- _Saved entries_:
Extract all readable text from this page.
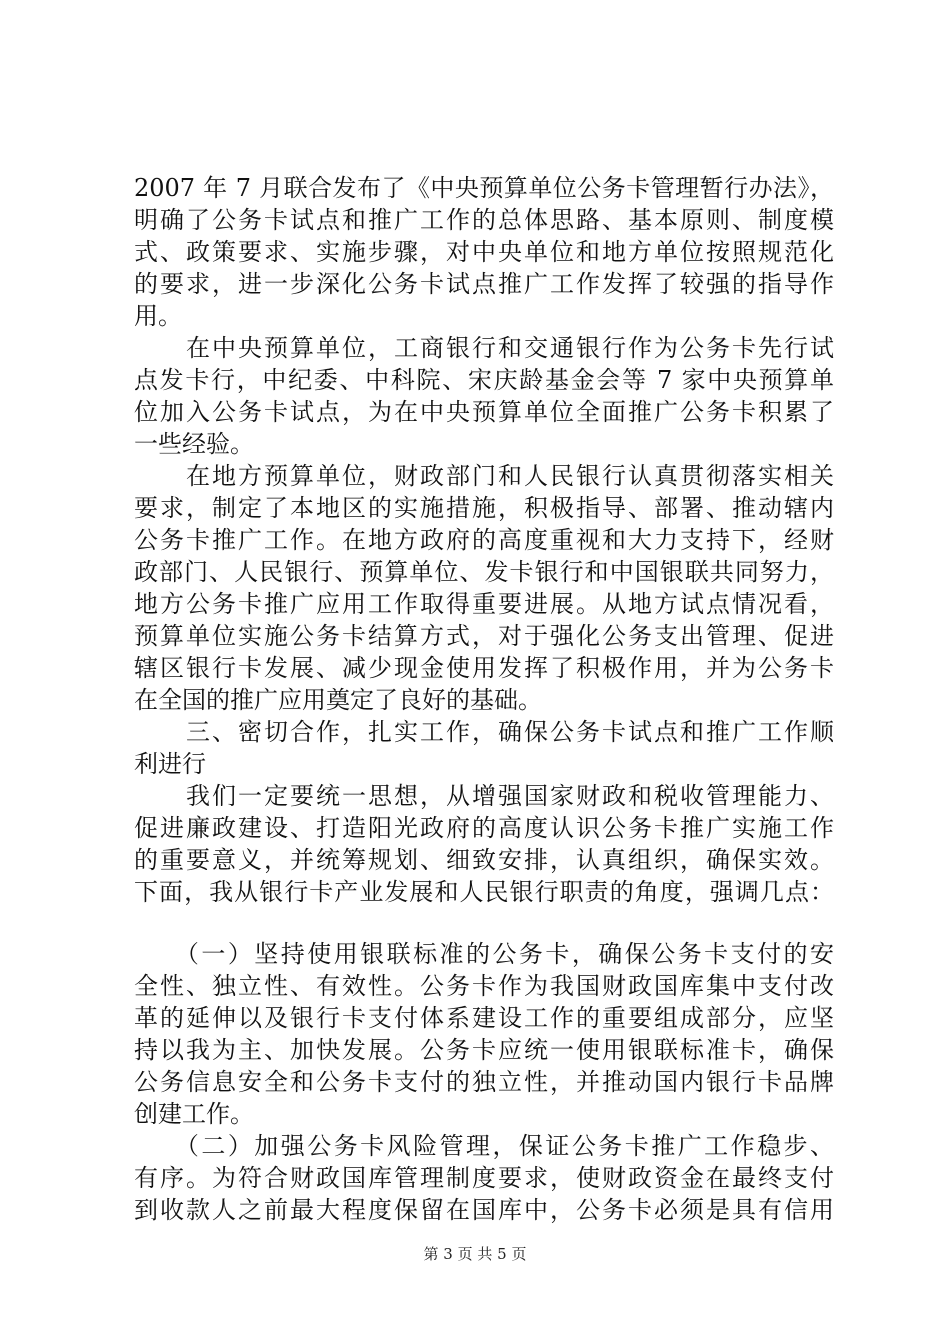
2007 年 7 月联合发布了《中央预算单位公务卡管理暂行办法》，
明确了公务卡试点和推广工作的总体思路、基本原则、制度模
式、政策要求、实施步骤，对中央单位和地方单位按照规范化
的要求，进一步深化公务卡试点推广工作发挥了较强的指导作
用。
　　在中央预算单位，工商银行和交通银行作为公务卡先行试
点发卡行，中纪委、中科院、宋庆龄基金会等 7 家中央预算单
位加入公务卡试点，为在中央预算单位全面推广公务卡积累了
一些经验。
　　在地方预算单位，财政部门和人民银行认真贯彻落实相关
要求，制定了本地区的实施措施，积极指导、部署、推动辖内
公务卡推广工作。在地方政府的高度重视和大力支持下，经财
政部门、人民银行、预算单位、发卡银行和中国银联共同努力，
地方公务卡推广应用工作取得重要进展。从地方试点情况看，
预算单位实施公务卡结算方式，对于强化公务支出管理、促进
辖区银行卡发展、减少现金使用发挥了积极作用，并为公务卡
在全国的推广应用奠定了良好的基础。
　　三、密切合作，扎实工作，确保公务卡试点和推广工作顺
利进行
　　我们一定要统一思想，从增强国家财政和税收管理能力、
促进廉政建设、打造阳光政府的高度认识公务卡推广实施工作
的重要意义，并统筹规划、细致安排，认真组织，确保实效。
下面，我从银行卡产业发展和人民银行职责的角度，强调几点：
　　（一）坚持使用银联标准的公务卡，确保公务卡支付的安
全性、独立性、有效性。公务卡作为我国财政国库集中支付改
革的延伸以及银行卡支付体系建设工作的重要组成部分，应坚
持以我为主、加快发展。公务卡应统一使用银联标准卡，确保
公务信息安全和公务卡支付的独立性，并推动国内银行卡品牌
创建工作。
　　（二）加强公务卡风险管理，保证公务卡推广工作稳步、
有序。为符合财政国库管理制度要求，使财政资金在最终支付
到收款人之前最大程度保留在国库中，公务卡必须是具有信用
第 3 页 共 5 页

- _PROBLEM DETAILS_: Print out the whole of the material word for word, without pictures.

- _REPLY_:
Extract all readable text from this page.
2007 年 7 月联合发布了《中央预算单位公务卡管理暂行办法》，
明确了公务卡试点和推广工作的总体思路、基本原则、制度模
式、政策要求、实施步骤，对中央单位和地方单位按照规范化
的要求，进一步深化公务卡试点推广工作发挥了较强的指导作
用。
　　在中央预算单位，工商银行和交通银行作为公务卡先行试
点发卡行，中纪委、中科院、宋庆龄基金会等 7 家中央预算单
位加入公务卡试点，为在中央预算单位全面推广公务卡积累了
一些经验。
　　在地方预算单位，财政部门和人民银行认真贯彻落实相关
要求，制定了本地区的实施措施，积极指导、部署、推动辖内
公务卡推广工作。在地方政府的高度重视和大力支持下，经财
政部门、人民银行、预算单位、发卡银行和中国银联共同努力，
地方公务卡推广应用工作取得重要进展。从地方试点情况看，
预算单位实施公务卡结算方式，对于强化公务支出管理、促进
辖区银行卡发展、减少现金使用发挥了积极作用，并为公务卡
在全国的推广应用奠定了良好的基础。
　　三、密切合作，扎实工作，确保公务卡试点和推广工作顺
利进行
　　我们一定要统一思想，从增强国家财政和税收管理能力、
促进廉政建设、打造阳光政府的高度认识公务卡推广实施工作
的重要意义，并统筹规划、细致安排，认真组织，确保实效。
下面，我从银行卡产业发展和人民银行职责的角度，强调几点：
　　（一）坚持使用银联标准的公务卡，确保公务卡支付的安
全性、独立性、有效性。公务卡作为我国财政国库集中支付改
革的延伸以及银行卡支付体系建设工作的重要组成部分，应坚
持以我为主、加快发展。公务卡应统一使用银联标准卡，确保
公务信息安全和公务卡支付的独立性，并推动国内银行卡品牌
创建工作。
　　（二）加强公务卡风险管理，保证公务卡推广工作稳步、
有序。为符合财政国库管理制度要求，使财政资金在最终支付
到收款人之前最大程度保留在国库中，公务卡必须是具有信用
第 3 页 共 5 页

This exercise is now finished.